| PASSAGE PROVIDED |
──────

Then we have from (3.8) and (3.9)

$$\begin{aligned} \mu_{n}p(x_{n},y_{0}) & \leq \mu_{n} \Bigl( \liminf_{k\to\infty }p \bigl(x_{n},S^{l+m+k}y \bigr) \Bigr) \\ & \leq\mu_{n} \Bigl( \limsup_{k\to\infty}p \bigl(x_{n},S^{l+m+k}y \bigr) \Bigr) \\ &\leq\lim_{k\to\infty}\mu_{n} p \bigl(x_{n},S^{l+m+k}y \bigr) \\ &=0. \end{aligned}$$
(3.10)

──────

| EXCERPTED DATA |
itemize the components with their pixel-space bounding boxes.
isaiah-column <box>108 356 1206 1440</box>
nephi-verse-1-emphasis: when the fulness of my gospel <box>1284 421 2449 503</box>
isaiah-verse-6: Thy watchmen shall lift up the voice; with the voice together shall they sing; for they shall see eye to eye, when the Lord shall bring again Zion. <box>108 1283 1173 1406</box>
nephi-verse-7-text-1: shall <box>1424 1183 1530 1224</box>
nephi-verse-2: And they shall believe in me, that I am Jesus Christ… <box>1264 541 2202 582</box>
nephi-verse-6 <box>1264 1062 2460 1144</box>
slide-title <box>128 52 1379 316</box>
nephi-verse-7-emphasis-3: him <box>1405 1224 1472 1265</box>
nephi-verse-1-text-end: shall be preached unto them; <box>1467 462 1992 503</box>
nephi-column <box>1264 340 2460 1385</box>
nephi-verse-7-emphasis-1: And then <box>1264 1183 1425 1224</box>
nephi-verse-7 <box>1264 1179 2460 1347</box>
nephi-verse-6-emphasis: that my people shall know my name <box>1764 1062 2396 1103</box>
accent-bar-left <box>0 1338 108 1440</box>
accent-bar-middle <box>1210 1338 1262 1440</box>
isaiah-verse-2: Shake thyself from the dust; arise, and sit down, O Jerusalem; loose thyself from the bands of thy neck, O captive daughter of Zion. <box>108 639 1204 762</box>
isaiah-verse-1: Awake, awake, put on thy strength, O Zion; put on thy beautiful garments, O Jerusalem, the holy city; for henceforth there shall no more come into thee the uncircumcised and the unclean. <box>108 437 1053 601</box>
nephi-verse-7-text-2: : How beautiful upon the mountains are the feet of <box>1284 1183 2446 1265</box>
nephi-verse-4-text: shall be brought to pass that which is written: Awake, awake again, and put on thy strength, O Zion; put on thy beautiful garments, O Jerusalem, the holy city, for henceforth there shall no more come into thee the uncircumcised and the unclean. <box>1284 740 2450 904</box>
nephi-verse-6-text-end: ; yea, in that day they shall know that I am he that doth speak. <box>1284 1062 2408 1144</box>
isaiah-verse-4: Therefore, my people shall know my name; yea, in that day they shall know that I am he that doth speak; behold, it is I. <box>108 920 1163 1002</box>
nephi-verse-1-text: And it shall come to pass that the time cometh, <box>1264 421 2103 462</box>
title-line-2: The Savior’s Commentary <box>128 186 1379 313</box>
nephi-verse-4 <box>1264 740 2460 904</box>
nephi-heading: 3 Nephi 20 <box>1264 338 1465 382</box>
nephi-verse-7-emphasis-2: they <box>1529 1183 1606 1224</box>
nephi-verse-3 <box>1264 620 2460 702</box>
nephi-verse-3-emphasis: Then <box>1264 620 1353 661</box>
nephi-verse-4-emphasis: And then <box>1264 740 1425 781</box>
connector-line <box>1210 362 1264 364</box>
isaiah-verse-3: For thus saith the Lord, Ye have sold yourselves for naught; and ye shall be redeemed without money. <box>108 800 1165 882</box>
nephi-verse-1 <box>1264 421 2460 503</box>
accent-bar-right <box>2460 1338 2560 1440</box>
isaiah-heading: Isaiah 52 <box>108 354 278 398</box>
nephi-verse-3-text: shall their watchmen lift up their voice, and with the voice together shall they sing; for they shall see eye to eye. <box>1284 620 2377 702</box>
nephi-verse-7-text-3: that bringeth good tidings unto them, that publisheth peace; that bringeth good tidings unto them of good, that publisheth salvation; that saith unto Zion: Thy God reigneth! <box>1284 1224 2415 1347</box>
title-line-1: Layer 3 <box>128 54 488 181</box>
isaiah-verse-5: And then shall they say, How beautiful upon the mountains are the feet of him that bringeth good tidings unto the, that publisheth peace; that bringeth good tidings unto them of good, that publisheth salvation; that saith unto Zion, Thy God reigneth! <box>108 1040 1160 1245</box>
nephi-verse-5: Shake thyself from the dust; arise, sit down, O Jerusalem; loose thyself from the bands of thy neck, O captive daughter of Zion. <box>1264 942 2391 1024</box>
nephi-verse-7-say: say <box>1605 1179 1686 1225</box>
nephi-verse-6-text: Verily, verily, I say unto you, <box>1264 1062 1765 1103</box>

──────

| OBJECTIVES |
a) In the inequality derivation, what value does the chain labeled (3.10) end with?
b) Carry on the inequality derivation from its last line, labeled (3.10).
The entries are separate material, unrelated to the inequality derivation.

| ANSWERS TO EACH TASK |
a) It ends with 0.

b)
This implies that

$$\mu_{n}p(x_{n}, y_{0})=0. $$

Similarly, for another \(u\in X\) with \(\phi(u)<\infty\), there exists \(u_{0}\in X\) such that \(\lim_{k\to\infty}S^{l+m+k}u=u_{0}\) and \(\mu_{n} p(x_{n},u_{0})=0\). We also have, for \(k,n\in\mathbb {N}\),

$$p \bigl(S^{l+m+k}y,y_{0} \bigr)\leq p \bigl(S^{l+m+k}y, x_{n} \bigr)+p(x_{n}, y_{0}) $$

and hence

$$\begin{aligned} p \bigl(S^{l+m+k}y,y_{0} \bigr)&\leq \mu_{n}p \bigl(S^{l+m+k}y, x_{n} \bigr)+ \mu_{n} p(x_{n}, y_{0}) \\ &= \mu_{n}p \bigl(S^{l+m+k}y, x_{n} \bigr)+ 0 \\ &= \mu_{n}p \bigl(S^{l+m+k}y, x_{n} \bigr). \end{aligned}$$
(3.11)

Furthermore, we have, for \(k,n\in\mathbb {N}\),

$$p \bigl(S^{l+m+k}y,u_{0} \bigr)\leq p \bigl(S^{l+m+k}y, x_{n} \bigr)+p(x_{n}, u_{0}) $$

and hence

$$\begin{aligned} p \bigl(S^{l+m+k}y,u_{0} \bigr)&\leq \mu_{n}p \bigl(S^{l+m+k}y, x_{n} \bigr)+ \mu_{n} p(x_{n}, u_{0}) \\ &= \mu_{n}p \bigl(S^{l+m+k}y, x_{n} \bigr)+ 0 \\ &= \mu_{n}p \bigl(S^{l+m+k}y, x_{n} \bigr). \end{aligned}$$
(3.12)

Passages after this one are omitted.